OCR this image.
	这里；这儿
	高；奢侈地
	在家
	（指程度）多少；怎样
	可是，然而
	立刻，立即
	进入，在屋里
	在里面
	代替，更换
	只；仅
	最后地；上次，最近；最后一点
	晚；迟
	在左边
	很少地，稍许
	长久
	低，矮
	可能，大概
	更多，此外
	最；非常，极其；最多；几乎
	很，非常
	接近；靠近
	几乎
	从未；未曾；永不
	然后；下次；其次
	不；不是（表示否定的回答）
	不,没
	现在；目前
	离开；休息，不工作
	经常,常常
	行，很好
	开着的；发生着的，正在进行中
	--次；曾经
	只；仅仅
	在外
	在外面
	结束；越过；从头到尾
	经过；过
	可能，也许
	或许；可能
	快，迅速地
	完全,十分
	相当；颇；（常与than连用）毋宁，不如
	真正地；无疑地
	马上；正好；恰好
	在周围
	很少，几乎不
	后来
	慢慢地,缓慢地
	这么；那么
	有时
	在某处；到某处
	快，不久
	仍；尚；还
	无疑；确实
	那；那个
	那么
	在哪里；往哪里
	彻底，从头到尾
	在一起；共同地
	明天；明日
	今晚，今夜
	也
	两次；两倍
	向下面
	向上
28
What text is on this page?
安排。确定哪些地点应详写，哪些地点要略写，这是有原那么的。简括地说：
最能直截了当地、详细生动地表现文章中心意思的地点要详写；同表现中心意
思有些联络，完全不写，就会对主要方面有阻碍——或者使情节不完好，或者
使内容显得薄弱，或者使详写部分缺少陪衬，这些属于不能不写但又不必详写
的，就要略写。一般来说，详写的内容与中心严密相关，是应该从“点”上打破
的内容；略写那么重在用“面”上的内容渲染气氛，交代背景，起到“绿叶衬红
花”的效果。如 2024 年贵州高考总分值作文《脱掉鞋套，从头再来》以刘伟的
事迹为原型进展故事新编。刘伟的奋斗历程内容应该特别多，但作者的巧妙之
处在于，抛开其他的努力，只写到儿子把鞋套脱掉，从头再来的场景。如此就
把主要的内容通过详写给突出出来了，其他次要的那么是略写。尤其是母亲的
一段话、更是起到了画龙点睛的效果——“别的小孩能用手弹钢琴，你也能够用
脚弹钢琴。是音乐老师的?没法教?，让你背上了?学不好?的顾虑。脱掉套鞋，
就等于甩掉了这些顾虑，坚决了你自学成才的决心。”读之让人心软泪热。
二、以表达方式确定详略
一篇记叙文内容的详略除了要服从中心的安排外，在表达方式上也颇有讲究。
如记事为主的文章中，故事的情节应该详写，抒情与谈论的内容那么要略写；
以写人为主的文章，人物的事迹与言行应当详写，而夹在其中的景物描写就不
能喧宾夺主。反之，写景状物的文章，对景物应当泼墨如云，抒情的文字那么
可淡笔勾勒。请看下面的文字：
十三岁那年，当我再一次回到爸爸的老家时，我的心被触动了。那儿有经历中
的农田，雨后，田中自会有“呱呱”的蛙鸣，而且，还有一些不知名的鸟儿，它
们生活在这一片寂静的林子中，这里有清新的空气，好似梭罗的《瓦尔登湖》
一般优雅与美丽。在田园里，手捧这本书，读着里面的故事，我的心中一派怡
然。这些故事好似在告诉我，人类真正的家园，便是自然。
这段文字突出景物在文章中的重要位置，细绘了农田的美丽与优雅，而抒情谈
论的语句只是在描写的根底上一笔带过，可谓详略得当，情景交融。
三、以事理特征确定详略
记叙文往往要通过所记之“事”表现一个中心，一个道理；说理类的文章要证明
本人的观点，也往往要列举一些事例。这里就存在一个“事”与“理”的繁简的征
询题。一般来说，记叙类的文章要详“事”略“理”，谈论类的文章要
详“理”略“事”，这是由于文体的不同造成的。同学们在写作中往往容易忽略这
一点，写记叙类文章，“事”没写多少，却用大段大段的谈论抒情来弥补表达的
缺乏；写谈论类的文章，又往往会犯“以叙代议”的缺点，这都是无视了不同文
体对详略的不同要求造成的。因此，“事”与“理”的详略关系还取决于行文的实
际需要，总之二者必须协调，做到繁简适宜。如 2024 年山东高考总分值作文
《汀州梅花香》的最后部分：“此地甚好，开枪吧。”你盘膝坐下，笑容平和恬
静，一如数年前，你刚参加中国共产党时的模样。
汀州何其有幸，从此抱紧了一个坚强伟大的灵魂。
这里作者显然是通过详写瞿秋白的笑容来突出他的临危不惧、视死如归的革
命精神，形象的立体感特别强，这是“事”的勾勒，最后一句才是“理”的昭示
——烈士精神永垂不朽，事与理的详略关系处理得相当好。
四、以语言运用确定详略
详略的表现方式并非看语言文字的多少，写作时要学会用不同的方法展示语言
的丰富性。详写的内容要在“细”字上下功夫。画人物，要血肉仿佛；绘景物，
:::::
▶ [STATED GOAL]: Search the entries for the word "一般来说", then gather every line that has it.

▶ [RESULT FOR THIS TASK]:
的，就要略写。一般来说，详写的内容与中心严密相关，是应该从“点”上打破
询题。一般来说，记叙类的文章要详“事”略“理”，谈论类的文章要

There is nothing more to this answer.